● **Task brief**:
Quote the records that follow in full and exactly; leave out the pictures.

● **Exercise materials**:
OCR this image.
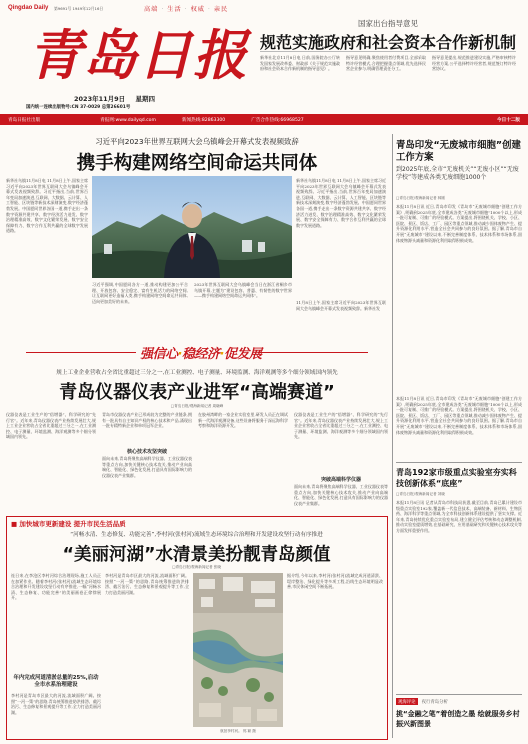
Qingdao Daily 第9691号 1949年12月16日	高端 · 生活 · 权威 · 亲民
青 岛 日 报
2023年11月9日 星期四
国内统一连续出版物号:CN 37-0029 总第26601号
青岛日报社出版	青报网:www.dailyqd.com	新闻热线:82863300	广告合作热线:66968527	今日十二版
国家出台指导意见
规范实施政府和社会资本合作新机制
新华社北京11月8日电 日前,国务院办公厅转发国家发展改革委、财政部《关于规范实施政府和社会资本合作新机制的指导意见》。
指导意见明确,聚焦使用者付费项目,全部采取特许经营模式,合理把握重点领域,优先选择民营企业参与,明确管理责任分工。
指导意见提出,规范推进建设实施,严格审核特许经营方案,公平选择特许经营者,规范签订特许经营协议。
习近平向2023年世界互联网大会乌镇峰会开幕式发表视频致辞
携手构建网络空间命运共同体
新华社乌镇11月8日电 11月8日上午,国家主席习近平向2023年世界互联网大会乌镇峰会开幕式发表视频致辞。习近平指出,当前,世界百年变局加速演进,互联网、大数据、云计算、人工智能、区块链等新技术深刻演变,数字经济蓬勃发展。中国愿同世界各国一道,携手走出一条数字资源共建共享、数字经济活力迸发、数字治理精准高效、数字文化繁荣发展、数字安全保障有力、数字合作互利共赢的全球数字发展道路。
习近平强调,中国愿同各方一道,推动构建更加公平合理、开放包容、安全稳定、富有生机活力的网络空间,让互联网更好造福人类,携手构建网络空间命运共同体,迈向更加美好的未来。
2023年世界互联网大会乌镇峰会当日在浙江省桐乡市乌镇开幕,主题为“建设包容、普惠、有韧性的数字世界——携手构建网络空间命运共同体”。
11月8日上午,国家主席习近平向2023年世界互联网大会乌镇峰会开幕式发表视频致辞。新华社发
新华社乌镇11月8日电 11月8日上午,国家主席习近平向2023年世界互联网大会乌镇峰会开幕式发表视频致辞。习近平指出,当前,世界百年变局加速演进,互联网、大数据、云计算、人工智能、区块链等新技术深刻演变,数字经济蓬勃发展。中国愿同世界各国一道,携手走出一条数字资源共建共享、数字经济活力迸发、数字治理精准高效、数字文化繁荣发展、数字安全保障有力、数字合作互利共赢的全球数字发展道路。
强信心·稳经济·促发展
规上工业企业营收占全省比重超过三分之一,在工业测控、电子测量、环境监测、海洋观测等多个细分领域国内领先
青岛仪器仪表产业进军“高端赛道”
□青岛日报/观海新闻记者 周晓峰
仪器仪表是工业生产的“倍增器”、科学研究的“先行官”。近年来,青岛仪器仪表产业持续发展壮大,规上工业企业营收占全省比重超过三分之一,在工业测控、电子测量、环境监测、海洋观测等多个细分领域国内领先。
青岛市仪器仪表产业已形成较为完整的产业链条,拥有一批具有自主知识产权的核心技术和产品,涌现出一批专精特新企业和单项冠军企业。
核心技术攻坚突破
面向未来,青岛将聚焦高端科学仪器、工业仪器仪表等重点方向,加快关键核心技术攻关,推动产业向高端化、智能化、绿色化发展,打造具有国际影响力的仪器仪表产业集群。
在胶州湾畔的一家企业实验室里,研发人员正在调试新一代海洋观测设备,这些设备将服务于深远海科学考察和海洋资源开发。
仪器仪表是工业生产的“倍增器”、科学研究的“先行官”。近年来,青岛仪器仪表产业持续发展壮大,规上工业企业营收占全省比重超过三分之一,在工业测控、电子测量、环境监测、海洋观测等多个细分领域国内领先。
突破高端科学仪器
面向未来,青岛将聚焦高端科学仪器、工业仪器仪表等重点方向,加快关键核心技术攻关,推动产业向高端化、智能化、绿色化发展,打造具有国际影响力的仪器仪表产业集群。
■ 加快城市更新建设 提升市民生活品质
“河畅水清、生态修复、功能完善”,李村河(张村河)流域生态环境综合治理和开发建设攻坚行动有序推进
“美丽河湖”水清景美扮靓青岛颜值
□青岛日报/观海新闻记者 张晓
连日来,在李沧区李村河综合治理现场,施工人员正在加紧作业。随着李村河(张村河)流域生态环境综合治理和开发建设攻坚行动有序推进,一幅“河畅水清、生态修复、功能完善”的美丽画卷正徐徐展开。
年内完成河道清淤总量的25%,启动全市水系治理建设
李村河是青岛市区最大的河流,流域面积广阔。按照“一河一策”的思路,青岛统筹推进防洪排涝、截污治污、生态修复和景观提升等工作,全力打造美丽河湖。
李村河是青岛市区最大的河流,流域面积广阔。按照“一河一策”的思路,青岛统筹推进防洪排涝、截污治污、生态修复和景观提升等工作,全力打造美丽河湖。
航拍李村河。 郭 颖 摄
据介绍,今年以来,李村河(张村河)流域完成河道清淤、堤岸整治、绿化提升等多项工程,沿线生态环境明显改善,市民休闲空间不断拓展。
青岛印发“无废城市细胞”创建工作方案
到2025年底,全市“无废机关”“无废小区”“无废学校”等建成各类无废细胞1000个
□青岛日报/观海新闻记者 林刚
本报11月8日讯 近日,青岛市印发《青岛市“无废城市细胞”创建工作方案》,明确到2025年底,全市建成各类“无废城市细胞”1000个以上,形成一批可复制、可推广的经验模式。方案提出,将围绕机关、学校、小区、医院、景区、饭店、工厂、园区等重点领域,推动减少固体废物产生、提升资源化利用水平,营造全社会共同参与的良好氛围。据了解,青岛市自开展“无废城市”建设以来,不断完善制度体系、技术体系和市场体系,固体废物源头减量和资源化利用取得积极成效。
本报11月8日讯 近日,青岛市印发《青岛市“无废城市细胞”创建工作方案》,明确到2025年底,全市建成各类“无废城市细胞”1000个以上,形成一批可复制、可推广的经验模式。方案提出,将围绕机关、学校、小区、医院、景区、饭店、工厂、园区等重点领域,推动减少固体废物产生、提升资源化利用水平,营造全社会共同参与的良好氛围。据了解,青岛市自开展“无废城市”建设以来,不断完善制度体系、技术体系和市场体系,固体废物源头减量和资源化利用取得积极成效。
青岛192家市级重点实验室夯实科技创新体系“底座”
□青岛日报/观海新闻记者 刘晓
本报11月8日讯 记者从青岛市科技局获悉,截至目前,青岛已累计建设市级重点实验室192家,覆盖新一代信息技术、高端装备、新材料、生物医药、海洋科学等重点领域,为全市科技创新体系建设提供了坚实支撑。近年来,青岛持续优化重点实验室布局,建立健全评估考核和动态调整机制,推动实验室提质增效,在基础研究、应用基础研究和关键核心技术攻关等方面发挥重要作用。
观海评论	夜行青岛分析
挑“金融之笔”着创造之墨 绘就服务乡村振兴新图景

● **Solution to this exercise**:
OCR this image.
Qingdao Daily 第9691号 1949年12月16日	高端 · 生活 · 权威 · 亲民
青 岛 日 报
2023年11月9日 星期四
国内统一连续出版物号:CN 37-0029 总第26601号
青岛日报社出版	青报网:www.dailyqd.com	新闻热线:82863300	广告合作热线:66968527	今日十二版
国家出台指导意见
规范实施政府和社会资本合作新机制
新华社北京11月8日电 日前,国务院办公厅转发国家发展改革委、财政部《关于规范实施政府和社会资本合作新机制的指导意见》。
指导意见明确,聚焦使用者付费项目,全部采取特许经营模式,合理把握重点领域,优先选择民营企业参与,明确管理责任分工。
指导意见提出,规范推进建设实施,严格审核特许经营方案,公平选择特许经营者,规范签订特许经营协议。
习近平向2023年世界互联网大会乌镇峰会开幕式发表视频致辞
携手构建网络空间命运共同体
新华社乌镇11月8日电 11月8日上午,国家主席习近平向2023年世界互联网大会乌镇峰会开幕式发表视频致辞。习近平指出,当前,世界百年变局加速演进,互联网、大数据、云计算、人工智能、区块链等新技术深刻演变,数字经济蓬勃发展。中国愿同世界各国一道,携手走出一条数字资源共建共享、数字经济活力迸发、数字治理精准高效、数字文化繁荣发展、数字安全保障有力、数字合作互利共赢的全球数字发展道路。
习近平强调,中国愿同各方一道,推动构建更加公平合理、开放包容、安全稳定、富有生机活力的网络空间,让互联网更好造福人类,携手构建网络空间命运共同体,迈向更加美好的未来。
2023年世界互联网大会乌镇峰会当日在浙江省桐乡市乌镇开幕,主题为“建设包容、普惠、有韧性的数字世界——携手构建网络空间命运共同体”。
11月8日上午,国家主席习近平向2023年世界互联网大会乌镇峰会开幕式发表视频致辞。新华社发
新华社乌镇11月8日电 11月8日上午,国家主席习近平向2023年世界互联网大会乌镇峰会开幕式发表视频致辞。习近平指出,当前,世界百年变局加速演进,互联网、大数据、云计算、人工智能、区块链等新技术深刻演变,数字经济蓬勃发展。中国愿同世界各国一道,携手走出一条数字资源共建共享、数字经济活力迸发、数字治理精准高效、数字文化繁荣发展、数字安全保障有力、数字合作互利共赢的全球数字发展道路。
强信心·稳经济·促发展
规上工业企业营收占全省比重超过三分之一,在工业测控、电子测量、环境监测、海洋观测等多个细分领域国内领先
青岛仪器仪表产业进军“高端赛道”
□青岛日报/观海新闻记者 周晓峰
仪器仪表是工业生产的“倍增器”、科学研究的“先行官”。近年来,青岛仪器仪表产业持续发展壮大,规上工业企业营收占全省比重超过三分之一,在工业测控、电子测量、环境监测、海洋观测等多个细分领域国内领先。
青岛市仪器仪表产业已形成较为完整的产业链条,拥有一批具有自主知识产权的核心技术和产品,涌现出一批专精特新企业和单项冠军企业。
核心技术攻坚突破
面向未来,青岛将聚焦高端科学仪器、工业仪器仪表等重点方向,加快关键核心技术攻关,推动产业向高端化、智能化、绿色化发展,打造具有国际影响力的仪器仪表产业集群。
在胶州湾畔的一家企业实验室里,研发人员正在调试新一代海洋观测设备,这些设备将服务于深远海科学考察和海洋资源开发。
仪器仪表是工业生产的“倍增器”、科学研究的“先行官”。近年来,青岛仪器仪表产业持续发展壮大,规上工业企业营收占全省比重超过三分之一,在工业测控、电子测量、环境监测、海洋观测等多个细分领域国内领先。
突破高端科学仪器
面向未来,青岛将聚焦高端科学仪器、工业仪器仪表等重点方向,加快关键核心技术攻关,推动产业向高端化、智能化、绿色化发展,打造具有国际影响力的仪器仪表产业集群。
■ 加快城市更新建设 提升市民生活品质
“河畅水清、生态修复、功能完善”,李村河(张村河)流域生态环境综合治理和开发建设攻坚行动有序推进
“美丽河湖”水清景美扮靓青岛颜值
□青岛日报/观海新闻记者 张晓
连日来,在李沧区李村河综合治理现场,施工人员正在加紧作业。随着李村河(张村河)流域生态环境综合治理和开发建设攻坚行动有序推进,一幅“河畅水清、生态修复、功能完善”的美丽画卷正徐徐展开。
年内完成河道清淤总量的25%,启动全市水系治理建设
李村河是青岛市区最大的河流,流域面积广阔。按照“一河一策”的思路,青岛统筹推进防洪排涝、截污治污、生态修复和景观提升等工作,全力打造美丽河湖。
李村河是青岛市区最大的河流,流域面积广阔。按照“一河一策”的思路,青岛统筹推进防洪排涝、截污治污、生态修复和景观提升等工作,全力打造美丽河湖。
航拍李村河。 郭 颖 摄
据介绍,今年以来,李村河(张村河)流域完成河道清淤、堤岸整治、绿化提升等多项工程,沿线生态环境明显改善,市民休闲空间不断拓展。
青岛印发“无废城市细胞”创建工作方案
到2025年底,全市“无废机关”“无废小区”“无废学校”等建成各类无废细胞1000个
□青岛日报/观海新闻记者 林刚
本报11月8日讯 近日,青岛市印发《青岛市“无废城市细胞”创建工作方案》,明确到2025年底,全市建成各类“无废城市细胞”1000个以上,形成一批可复制、可推广的经验模式。方案提出,将围绕机关、学校、小区、医院、景区、饭店、工厂、园区等重点领域,推动减少固体废物产生、提升资源化利用水平,营造全社会共同参与的良好氛围。据了解,青岛市自开展“无废城市”建设以来,不断完善制度体系、技术体系和市场体系,固体废物源头减量和资源化利用取得积极成效。
本报11月8日讯 近日,青岛市印发《青岛市“无废城市细胞”创建工作方案》,明确到2025年底,全市建成各类“无废城市细胞”1000个以上,形成一批可复制、可推广的经验模式。方案提出,将围绕机关、学校、小区、医院、景区、饭店、工厂、园区等重点领域,推动减少固体废物产生、提升资源化利用水平,营造全社会共同参与的良好氛围。据了解,青岛市自开展“无废城市”建设以来,不断完善制度体系、技术体系和市场体系,固体废物源头减量和资源化利用取得积极成效。
青岛192家市级重点实验室夯实科技创新体系“底座”
□青岛日报/观海新闻记者 刘晓
本报11月8日讯 记者从青岛市科技局获悉,截至目前,青岛已累计建设市级重点实验室192家,覆盖新一代信息技术、高端装备、新材料、生物医药、海洋科学等重点领域,为全市科技创新体系建设提供了坚实支撑。近年来,青岛持续优化重点实验室布局,建立健全评估考核和动态调整机制,推动实验室提质增效,在基础研究、应用基础研究和关键核心技术攻关等方面发挥重要作用。
观海评论	夜行青岛分析
挑“金融之笔”着创造之墨 绘就服务乡村振兴新图景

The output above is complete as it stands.